**Exercise:** Using the material that follows, identify and copy each line with the string "hole".

------ Source records ------

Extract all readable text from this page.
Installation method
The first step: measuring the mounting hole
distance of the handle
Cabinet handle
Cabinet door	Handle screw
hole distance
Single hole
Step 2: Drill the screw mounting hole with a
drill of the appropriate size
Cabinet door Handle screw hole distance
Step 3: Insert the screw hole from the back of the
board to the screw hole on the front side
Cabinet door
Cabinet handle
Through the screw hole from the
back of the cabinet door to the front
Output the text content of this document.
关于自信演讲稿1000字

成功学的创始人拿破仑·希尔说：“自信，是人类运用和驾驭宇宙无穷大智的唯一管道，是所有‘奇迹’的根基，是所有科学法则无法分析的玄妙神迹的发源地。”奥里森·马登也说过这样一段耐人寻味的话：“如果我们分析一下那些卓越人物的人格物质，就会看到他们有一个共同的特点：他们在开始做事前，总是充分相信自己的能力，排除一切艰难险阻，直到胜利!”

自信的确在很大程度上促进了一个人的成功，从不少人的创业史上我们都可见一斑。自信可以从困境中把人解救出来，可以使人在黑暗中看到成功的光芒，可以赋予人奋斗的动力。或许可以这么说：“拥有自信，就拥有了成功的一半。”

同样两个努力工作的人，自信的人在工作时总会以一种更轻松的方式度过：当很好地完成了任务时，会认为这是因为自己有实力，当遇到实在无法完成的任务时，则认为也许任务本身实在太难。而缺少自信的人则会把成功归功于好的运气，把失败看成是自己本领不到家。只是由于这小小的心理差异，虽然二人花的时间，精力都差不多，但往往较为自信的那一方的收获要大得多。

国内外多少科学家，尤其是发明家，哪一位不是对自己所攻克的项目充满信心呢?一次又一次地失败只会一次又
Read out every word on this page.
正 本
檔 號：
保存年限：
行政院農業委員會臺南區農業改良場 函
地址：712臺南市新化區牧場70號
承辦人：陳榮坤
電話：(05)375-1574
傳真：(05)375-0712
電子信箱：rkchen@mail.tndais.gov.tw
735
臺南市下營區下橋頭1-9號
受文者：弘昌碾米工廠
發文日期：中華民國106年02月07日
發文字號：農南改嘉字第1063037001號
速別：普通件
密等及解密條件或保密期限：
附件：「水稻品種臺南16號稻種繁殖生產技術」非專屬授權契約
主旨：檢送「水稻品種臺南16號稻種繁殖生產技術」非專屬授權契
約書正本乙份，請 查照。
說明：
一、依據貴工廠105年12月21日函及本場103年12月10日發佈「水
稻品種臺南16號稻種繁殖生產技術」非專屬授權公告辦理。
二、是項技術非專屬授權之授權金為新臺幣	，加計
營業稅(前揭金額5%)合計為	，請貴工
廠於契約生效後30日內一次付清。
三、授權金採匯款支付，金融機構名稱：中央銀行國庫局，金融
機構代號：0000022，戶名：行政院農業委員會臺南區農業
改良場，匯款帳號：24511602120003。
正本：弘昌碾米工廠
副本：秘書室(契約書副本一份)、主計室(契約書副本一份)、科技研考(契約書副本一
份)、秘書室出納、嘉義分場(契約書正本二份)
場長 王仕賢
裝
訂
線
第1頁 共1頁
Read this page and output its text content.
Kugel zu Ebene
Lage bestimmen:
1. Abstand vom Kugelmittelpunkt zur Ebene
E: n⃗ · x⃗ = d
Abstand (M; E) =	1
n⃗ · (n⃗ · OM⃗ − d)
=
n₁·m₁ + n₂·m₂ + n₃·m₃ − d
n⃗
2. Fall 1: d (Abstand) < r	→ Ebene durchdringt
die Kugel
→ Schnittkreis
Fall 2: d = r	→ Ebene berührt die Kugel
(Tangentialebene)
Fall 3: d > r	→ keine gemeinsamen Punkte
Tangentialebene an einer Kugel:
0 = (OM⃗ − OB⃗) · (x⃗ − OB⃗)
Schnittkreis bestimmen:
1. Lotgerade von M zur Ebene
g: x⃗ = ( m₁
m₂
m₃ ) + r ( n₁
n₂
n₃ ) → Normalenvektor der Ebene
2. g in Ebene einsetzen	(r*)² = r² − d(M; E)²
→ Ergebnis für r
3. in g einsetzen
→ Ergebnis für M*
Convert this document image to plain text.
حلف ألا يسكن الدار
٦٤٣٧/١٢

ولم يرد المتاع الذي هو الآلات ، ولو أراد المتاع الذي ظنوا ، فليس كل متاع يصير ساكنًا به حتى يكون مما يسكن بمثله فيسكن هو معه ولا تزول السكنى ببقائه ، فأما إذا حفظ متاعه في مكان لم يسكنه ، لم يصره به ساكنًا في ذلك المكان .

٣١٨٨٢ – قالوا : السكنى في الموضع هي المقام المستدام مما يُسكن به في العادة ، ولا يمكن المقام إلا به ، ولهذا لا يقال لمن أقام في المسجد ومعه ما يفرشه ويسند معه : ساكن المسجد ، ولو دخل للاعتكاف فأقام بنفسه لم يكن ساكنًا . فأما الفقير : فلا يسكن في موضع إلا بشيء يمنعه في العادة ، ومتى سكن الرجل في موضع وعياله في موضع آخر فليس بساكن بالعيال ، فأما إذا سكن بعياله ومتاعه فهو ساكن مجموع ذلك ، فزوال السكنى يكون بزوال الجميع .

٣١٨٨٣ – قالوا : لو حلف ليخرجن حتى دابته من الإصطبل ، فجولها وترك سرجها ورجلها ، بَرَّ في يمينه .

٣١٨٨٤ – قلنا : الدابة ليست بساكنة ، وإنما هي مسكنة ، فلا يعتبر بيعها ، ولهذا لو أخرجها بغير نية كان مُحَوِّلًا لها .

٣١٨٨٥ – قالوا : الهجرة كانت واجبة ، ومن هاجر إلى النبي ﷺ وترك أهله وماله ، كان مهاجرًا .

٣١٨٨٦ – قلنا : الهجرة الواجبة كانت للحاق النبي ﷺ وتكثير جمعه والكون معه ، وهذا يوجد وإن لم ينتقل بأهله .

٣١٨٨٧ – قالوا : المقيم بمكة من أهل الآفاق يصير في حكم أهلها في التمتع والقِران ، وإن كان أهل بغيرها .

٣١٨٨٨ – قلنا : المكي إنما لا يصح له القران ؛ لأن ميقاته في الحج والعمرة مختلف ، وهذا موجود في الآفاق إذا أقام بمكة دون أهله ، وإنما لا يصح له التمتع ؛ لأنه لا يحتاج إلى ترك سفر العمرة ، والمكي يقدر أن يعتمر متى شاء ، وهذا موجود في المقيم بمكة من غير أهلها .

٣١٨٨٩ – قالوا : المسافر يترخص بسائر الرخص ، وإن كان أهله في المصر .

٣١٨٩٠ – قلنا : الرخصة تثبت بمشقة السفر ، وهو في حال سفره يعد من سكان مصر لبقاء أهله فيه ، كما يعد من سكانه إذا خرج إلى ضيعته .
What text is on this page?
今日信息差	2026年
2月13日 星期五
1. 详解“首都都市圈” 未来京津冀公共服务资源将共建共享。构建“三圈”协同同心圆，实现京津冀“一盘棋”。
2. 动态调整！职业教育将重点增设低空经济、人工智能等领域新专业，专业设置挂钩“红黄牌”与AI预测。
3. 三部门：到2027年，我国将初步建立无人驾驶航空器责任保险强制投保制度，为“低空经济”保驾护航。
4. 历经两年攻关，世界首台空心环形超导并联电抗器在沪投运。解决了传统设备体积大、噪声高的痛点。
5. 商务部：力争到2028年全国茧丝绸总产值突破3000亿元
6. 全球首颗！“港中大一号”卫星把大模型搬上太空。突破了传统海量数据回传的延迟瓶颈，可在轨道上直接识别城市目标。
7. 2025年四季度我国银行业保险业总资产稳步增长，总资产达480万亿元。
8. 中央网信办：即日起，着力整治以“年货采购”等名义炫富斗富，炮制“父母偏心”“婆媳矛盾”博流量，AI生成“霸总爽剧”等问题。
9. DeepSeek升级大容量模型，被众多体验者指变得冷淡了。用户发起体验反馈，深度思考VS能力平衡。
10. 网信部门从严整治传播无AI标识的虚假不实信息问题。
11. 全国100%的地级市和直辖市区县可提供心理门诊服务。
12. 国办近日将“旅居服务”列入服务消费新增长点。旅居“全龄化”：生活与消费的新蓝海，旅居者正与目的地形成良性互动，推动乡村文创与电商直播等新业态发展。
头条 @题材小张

------

**Solved exercise:**
The first step: measuring the mounting hole
hole distance
Single hole
Step 2: Drill the screw mounting hole with a
Cabinet door Handle screw hole distance
Step 3: Insert the screw hole from the back of the
board to the screw hole on the front side
Through the screw hole from the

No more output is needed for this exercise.